• _Stored data entries_:
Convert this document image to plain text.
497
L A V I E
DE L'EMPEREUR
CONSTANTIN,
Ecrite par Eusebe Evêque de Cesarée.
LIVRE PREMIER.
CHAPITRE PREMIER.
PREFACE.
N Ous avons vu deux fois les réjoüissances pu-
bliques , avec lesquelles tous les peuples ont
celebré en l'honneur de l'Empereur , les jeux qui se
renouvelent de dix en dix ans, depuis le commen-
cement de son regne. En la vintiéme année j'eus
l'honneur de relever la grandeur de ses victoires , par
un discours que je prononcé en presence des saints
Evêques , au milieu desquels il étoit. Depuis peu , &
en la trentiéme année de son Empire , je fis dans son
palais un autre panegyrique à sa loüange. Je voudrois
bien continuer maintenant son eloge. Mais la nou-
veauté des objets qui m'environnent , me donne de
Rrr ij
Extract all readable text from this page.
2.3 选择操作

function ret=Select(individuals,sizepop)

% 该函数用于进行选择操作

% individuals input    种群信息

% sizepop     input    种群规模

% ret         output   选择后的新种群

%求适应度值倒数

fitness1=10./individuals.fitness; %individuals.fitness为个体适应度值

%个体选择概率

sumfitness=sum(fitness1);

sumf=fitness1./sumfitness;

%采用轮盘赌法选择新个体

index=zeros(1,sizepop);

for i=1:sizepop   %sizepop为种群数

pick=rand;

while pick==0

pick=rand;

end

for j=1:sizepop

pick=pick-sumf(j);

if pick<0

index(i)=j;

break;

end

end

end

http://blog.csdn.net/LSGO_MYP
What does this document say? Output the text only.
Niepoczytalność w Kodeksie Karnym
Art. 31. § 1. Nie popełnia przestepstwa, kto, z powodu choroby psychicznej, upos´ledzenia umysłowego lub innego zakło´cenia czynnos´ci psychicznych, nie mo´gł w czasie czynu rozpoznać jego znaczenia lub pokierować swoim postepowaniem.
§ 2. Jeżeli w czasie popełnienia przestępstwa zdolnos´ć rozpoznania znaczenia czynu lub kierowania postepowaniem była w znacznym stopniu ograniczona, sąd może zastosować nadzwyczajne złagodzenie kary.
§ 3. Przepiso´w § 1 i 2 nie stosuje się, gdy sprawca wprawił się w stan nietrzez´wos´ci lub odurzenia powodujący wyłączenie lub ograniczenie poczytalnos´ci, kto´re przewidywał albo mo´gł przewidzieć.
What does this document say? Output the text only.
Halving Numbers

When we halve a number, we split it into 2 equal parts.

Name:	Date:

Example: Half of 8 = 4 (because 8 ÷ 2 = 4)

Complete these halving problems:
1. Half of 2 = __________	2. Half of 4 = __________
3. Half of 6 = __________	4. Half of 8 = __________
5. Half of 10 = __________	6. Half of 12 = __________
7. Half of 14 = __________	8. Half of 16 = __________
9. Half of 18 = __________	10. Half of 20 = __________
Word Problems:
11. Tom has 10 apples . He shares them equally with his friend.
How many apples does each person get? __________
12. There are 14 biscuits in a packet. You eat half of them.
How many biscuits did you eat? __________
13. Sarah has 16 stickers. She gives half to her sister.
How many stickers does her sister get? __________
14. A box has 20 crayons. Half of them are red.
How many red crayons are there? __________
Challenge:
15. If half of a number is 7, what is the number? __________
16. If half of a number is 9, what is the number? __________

• _What the task requires_:
Retype every record above exactly as written.

• _Result for this task_:
Convert this document image to plain text.
497
L A V I E
DE L'EMPEREUR
CONSTANTIN,
Ecrite par Eusebe Evêque de Cesarée.
LIVRE PREMIER.
CHAPITRE PREMIER.
PREFACE.
N Ous avons vu deux fois les réjoüissances pu-
bliques , avec lesquelles tous les peuples ont
celebré en l'honneur de l'Empereur , les jeux qui se
renouvelent de dix en dix ans, depuis le commen-
cement de son regne. En la vintiéme année j'eus
l'honneur de relever la grandeur de ses victoires , par
un discours que je prononcé en presence des saints
Evêques , au milieu desquels il étoit. Depuis peu , &
en la trentiéme année de son Empire , je fis dans son
palais un autre panegyrique à sa loüange. Je voudrois
bien continuer maintenant son eloge. Mais la nou-
veauté des objets qui m'environnent , me donne de
Rrr ij
Extract all readable text from this page.
2.3 选择操作

function ret=Select(individuals,sizepop)

% 该函数用于进行选择操作

% individuals input    种群信息

% sizepop     input    种群规模

% ret         output   选择后的新种群

%求适应度值倒数

fitness1=10./individuals.fitness; %individuals.fitness为个体适应度值

%个体选择概率

sumfitness=sum(fitness1);

sumf=fitness1./sumfitness;

%采用轮盘赌法选择新个体

index=zeros(1,sizepop);

for i=1:sizepop   %sizepop为种群数

pick=rand;

while pick==0

pick=rand;

end

for j=1:sizepop

pick=pick-sumf(j);

if pick<0

index(i)=j;

break;

end

end

end

http://blog.csdn.net/LSGO_MYP
What does this document say? Output the text only.
Niepoczytalność w Kodeksie Karnym
Art. 31. § 1. Nie popełnia przestepstwa, kto, z powodu choroby psychicznej, upos´ledzenia umysłowego lub innego zakło´cenia czynnos´ci psychicznych, nie mo´gł w czasie czynu rozpoznać jego znaczenia lub pokierować swoim postepowaniem.
§ 2. Jeżeli w czasie popełnienia przestępstwa zdolnos´ć rozpoznania znaczenia czynu lub kierowania postepowaniem była w znacznym stopniu ograniczona, sąd może zastosować nadzwyczajne złagodzenie kary.
§ 3. Przepiso´w § 1 i 2 nie stosuje się, gdy sprawca wprawił się w stan nietrzez´wos´ci lub odurzenia powodujący wyłączenie lub ograniczenie poczytalnos´ci, kto´re przewidywał albo mo´gł przewidzieć.
What does this document say? Output the text only.
Halving Numbers

When we halve a number, we split it into 2 equal parts.

Name:	Date:

Example: Half of 8 = 4 (because 8 ÷ 2 = 4)

Complete these halving problems:
1. Half of 2 = __________	2. Half of 4 = __________
3. Half of 6 = __________	4. Half of 8 = __________
5. Half of 10 = __________	6. Half of 12 = __________
7. Half of 14 = __________	8. Half of 16 = __________
9. Half of 18 = __________	10. Half of 20 = __________
Word Problems:
11. Tom has 10 apples . He shares them equally with his friend.
How many apples does each person get? __________
12. There are 14 biscuits in a packet. You eat half of them.
How many biscuits did you eat? __________
13. Sarah has 16 stickers. She gives half to her sister.
How many stickers does her sister get? __________
14. A box has 20 crayons. Half of them are red.
How many red crayons are there? __________
Challenge:
15. If half of a number is 7, what is the number? __________
16. If half of a number is 9, what is the number? __________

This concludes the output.